The worship service for January 17, 2021, the 2nd Sunday after the Epiphany is ready to premiere at 10am! The bulletin for this service can be found here. As usual, the sermon in full is included below the service video.
For a more full at-home worship experience, you may have a bowl of water, something small to eat and drink, and a lit candle in your space. Instructions on how to use them will be in the video itself.
May your time of worship be filled with God’s love and presence!
By your Spirit, O God, open our ears, our eyes, our hearts, and our minds to hear, see, feel, and understand your Word for us through Christ, that it might lead and guide us as your beloved children along with Jesus your Son, our brother. Amen.
I want take this chance and platform that I have as a preacher to clear something up with all of you watching this. Last week I led a service and preached a sermon that I wrote when I was admittedly a bit charged up with the events that occurred a week and a half ago in the US capitol. After that service was done, I received comments both on how good the service was, and also how bad it was. I’m not apologizing for the service or the sermon in any way, but I do feel that it perhaps came off the wrong way in that I was somehow acting in a partisan way in my preaching and that I was using the pulpit to try to sway others in their views on politics.
I just want to assure you that nothing can be further away from the truth. In fact, when I first started here at Grace so many years ago, I was told by a now late member here that politics had no place in the pulpit. And while many of you might have differing opinions on this, I had to agree with this member. Not because I feel like politics are somehow holier than God. Not because I don’t think God has anything to do with the governing of the nations of the world. And certainly not because I’m afraid to talk about my personal viewpoints. No, I agreed with him because I quite honestly know very little about politics so I probably have no business preaching about it.
I mean, I know about the different parties and those running for office. I try to keep up with the news regarding our government in our city and the riding that I live in as well as the country if I can. And I like to keep up to date with just what’s going on for if and when the topic comes up in conversation. But ask me the history of our Canadian politics? Or what a majority government is? Or even what a caucus does? I have no idea. I had a buddy in seminary who was a political science major, and he’d every now and then try to teach me this stuff and I’d just stare at him blankly without a single clue of what he was talking about. Yeah, we’re not really friends anymore.

[Element and coordinate records]
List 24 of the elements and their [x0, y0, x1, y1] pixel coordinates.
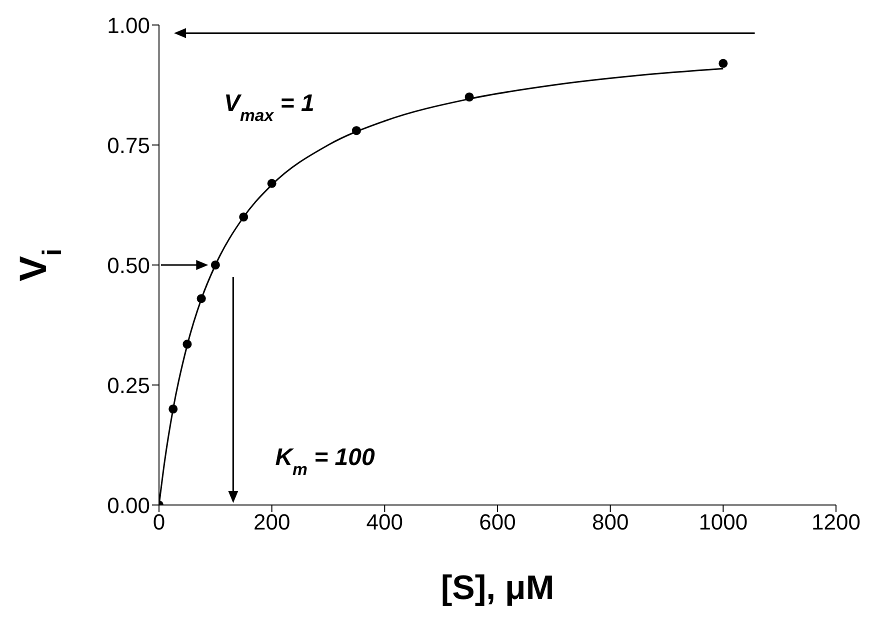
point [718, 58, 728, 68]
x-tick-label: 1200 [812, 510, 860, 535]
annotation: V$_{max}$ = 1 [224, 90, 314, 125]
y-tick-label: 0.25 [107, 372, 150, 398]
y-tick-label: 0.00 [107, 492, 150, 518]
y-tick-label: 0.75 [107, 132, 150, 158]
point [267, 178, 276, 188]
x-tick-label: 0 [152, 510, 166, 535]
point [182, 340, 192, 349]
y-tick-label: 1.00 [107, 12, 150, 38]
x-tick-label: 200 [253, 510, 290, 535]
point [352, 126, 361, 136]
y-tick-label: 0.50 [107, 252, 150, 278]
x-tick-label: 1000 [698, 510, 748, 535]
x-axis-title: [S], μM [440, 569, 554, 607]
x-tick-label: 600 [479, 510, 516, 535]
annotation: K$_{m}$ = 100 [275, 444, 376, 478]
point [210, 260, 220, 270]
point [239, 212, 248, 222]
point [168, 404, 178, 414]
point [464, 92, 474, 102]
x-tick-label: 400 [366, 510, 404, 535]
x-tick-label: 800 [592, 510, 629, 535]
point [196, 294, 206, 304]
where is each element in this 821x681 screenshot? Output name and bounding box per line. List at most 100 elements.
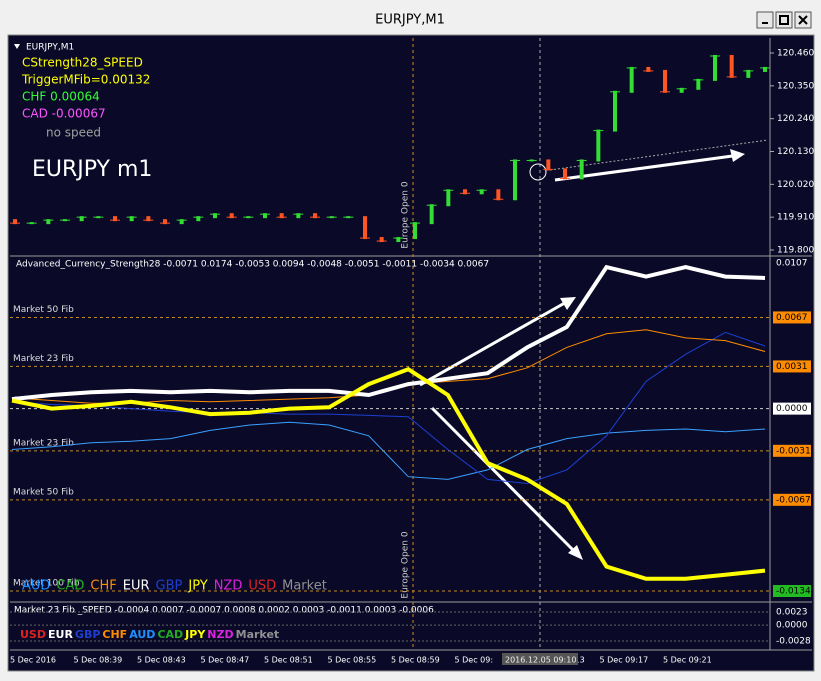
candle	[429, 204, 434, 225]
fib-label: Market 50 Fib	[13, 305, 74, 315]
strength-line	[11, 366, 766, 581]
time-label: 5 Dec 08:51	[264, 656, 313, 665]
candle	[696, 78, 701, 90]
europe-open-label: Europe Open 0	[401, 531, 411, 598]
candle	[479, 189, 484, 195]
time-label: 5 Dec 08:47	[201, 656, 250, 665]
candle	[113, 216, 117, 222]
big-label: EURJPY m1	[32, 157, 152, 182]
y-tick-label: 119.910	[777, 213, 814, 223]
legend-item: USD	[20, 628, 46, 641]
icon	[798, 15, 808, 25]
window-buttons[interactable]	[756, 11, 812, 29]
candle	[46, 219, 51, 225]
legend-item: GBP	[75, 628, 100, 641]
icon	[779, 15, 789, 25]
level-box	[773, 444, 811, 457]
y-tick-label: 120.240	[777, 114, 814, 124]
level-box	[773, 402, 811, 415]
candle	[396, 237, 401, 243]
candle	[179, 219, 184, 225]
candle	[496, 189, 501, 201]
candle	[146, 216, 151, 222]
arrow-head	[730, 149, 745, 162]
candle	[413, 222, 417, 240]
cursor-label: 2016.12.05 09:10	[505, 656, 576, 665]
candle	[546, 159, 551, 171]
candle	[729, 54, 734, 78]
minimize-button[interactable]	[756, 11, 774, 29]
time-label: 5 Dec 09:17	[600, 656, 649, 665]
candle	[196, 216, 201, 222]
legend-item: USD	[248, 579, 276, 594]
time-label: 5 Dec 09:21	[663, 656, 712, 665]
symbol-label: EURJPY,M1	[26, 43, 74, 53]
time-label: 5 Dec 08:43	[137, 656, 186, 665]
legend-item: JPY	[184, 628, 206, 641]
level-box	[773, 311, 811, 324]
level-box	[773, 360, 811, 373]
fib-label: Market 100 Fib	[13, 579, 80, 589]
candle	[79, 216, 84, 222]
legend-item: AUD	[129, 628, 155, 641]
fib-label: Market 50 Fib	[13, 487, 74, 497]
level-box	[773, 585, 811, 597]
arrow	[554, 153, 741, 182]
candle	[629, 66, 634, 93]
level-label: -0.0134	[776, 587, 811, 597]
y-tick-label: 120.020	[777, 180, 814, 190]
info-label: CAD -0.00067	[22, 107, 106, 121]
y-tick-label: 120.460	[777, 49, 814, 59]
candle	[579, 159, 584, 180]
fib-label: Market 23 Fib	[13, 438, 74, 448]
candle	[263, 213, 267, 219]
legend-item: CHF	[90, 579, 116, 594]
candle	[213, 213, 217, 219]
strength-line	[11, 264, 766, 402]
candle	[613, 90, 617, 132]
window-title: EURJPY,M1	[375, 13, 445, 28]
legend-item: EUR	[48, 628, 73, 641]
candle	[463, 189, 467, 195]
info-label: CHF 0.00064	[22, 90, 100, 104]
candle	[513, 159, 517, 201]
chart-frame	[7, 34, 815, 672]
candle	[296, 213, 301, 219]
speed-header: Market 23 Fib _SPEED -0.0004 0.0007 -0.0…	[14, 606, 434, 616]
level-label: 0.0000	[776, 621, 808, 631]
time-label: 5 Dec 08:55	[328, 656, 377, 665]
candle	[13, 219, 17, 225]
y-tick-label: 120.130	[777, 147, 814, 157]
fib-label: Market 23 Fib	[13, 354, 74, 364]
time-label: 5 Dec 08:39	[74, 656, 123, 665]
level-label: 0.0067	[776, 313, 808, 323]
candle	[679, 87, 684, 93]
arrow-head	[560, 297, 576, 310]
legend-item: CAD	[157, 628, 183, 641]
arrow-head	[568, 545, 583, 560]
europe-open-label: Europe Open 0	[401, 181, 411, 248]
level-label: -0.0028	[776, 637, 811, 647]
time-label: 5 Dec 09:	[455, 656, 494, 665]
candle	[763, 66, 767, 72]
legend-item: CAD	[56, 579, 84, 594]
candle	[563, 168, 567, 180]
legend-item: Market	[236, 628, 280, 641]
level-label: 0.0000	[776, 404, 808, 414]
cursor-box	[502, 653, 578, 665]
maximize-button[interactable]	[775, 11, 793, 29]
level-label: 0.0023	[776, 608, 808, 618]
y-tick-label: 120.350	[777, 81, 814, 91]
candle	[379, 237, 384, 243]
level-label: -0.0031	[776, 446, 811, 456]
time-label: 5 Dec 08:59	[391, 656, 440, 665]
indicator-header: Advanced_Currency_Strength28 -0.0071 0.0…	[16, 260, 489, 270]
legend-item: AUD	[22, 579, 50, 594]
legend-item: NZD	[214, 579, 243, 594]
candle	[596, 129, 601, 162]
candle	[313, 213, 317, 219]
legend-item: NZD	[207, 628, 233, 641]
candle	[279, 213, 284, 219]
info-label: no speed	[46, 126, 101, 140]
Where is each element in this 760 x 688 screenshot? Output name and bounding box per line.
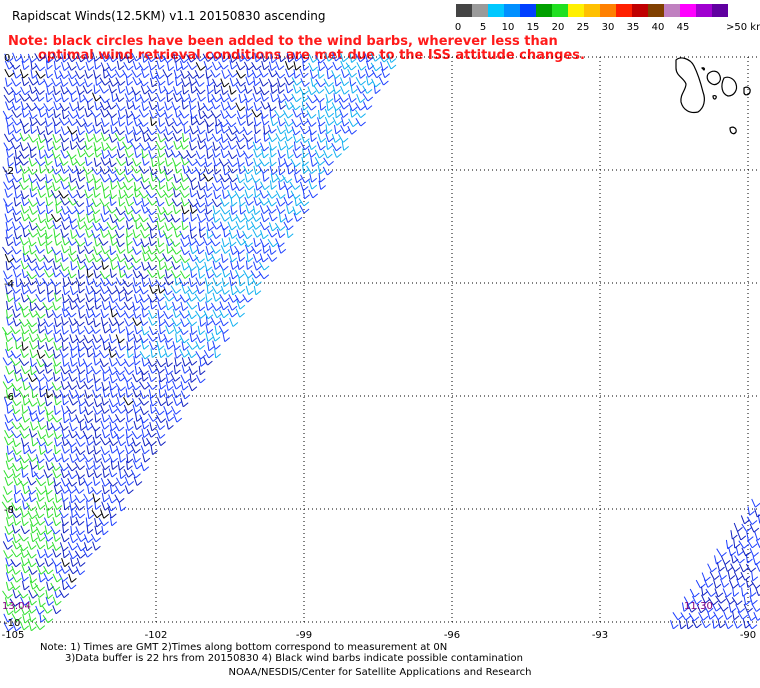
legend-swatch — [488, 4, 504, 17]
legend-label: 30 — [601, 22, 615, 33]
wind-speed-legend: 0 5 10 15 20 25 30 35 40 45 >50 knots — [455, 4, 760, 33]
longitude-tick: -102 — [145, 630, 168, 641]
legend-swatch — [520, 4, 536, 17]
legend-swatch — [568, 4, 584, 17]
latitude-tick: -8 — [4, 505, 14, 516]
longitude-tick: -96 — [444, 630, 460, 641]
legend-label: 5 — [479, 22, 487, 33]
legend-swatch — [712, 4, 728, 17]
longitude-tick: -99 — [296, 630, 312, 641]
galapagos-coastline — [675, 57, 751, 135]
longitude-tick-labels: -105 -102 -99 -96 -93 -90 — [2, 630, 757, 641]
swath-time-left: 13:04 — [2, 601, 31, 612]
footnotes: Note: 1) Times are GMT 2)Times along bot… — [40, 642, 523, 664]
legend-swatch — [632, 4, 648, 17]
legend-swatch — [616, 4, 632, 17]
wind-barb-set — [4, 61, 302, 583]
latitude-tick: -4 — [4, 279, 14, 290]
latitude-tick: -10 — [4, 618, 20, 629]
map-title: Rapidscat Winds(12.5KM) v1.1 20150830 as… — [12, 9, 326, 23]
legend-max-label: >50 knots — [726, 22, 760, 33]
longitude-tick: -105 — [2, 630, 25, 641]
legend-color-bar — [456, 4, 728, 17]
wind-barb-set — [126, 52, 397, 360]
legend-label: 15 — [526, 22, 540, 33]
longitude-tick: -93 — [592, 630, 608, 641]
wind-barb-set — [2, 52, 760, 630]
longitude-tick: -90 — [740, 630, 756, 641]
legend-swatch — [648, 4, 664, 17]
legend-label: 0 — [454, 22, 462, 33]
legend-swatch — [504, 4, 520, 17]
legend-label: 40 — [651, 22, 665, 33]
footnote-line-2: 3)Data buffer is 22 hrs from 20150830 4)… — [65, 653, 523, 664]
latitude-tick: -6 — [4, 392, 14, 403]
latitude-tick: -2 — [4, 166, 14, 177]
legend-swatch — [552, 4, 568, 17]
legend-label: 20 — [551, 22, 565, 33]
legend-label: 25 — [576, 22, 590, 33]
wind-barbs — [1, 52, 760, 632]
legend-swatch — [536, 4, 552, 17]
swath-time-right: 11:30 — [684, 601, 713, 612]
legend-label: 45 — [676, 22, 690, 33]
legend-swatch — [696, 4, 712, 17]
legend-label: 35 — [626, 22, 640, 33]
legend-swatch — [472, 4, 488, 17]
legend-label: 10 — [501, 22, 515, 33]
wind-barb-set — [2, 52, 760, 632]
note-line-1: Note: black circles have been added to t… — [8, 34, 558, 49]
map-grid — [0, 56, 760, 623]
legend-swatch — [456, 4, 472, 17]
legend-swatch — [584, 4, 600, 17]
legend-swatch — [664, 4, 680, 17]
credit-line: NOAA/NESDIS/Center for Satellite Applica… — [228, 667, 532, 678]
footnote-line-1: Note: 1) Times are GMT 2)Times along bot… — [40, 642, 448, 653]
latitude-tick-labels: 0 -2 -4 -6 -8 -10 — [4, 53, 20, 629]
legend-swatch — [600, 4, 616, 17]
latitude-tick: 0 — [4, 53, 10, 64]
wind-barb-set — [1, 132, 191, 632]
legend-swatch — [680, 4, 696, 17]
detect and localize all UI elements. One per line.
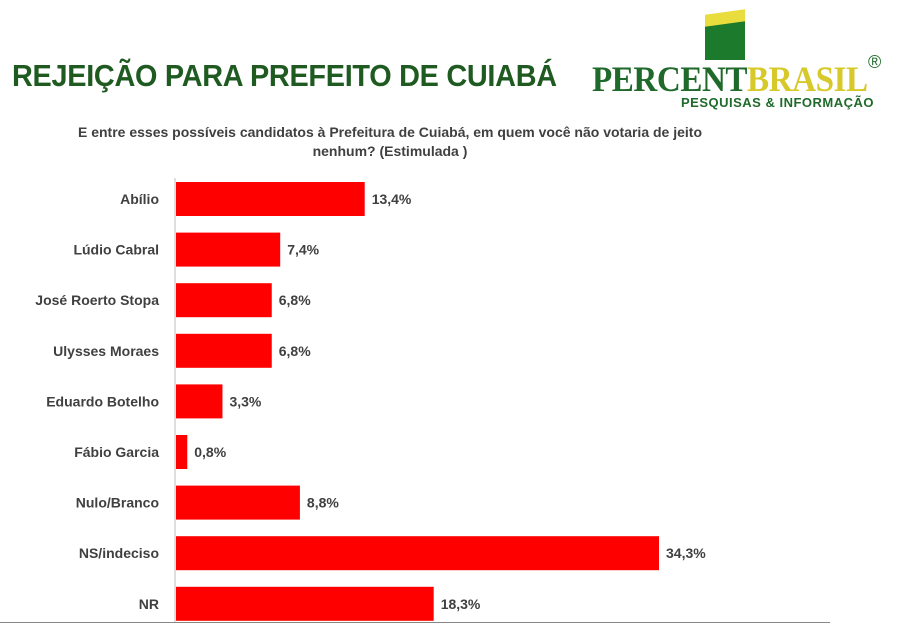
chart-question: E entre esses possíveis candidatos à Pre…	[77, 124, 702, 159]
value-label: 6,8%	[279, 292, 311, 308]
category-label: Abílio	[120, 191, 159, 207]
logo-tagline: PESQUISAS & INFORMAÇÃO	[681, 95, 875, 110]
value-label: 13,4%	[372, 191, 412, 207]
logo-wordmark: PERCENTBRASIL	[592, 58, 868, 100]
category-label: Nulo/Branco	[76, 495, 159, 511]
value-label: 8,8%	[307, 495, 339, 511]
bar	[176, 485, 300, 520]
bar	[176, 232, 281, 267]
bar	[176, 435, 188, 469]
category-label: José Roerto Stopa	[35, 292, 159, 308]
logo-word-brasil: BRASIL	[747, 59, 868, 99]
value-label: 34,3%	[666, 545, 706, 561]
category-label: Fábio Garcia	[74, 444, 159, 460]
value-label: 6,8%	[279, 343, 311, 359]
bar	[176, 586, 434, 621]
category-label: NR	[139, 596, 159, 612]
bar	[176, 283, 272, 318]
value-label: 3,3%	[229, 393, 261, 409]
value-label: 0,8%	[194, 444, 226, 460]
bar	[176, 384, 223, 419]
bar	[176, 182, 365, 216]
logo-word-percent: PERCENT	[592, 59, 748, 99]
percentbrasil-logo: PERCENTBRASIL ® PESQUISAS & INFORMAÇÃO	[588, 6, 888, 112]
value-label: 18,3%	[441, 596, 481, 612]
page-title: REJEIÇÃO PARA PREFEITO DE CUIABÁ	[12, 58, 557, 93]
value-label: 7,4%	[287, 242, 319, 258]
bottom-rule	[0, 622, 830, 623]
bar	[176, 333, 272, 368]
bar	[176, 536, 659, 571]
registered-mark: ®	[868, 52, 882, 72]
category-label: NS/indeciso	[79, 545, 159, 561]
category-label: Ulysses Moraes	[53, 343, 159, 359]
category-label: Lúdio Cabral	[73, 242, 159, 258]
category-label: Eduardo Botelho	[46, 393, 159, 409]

GOAL 1: Please output the passage of the service post that begins with the words containing "I mean, I know" and ends with "really friends anymore.", copied word for word.
GOAL 2:
For each statement below, say yes or no according to the service post, and quote the words that settle it.
(a) The service is for the 2nd Sunday after the Epiphany.
(b) The preacher apologizes for the previous week's sermon.
(c) The preacher's friend from seminary had majored in political science.
GOAL 3: In the opening prayer of the service post, which things does the speaker ask God to open? List every one.

CORRECT RESULT 1:
I mean, I know about the different parties and those running for office. I try to keep up with the news regarding our government in our city and the riding that I live in as well as the country if I can. And I like to keep up to date with just what’s going on for if and when the topic comes up in conversation. But ask me the history of our Canadian politics? Or what a majority government is? Or even what a caucus does? I have no idea. I had a buddy in seminary who was a political science major, and he’d every now and then try to teach me this stuff and I’d just stare at him blankly without a single clue of what he was talking about. Yeah, we’re not really friends anymore.

CORRECT RESULT 2:
(a) Yes: "the 2nd Sunday after the Epiphany"
(b) No: "I’m not apologizing for the service or the sermon in any way"
(c) Yes: "I had a buddy in seminary who was a political science major"

CORRECT RESULT 3:
our ears
our eyes
our hearts
our minds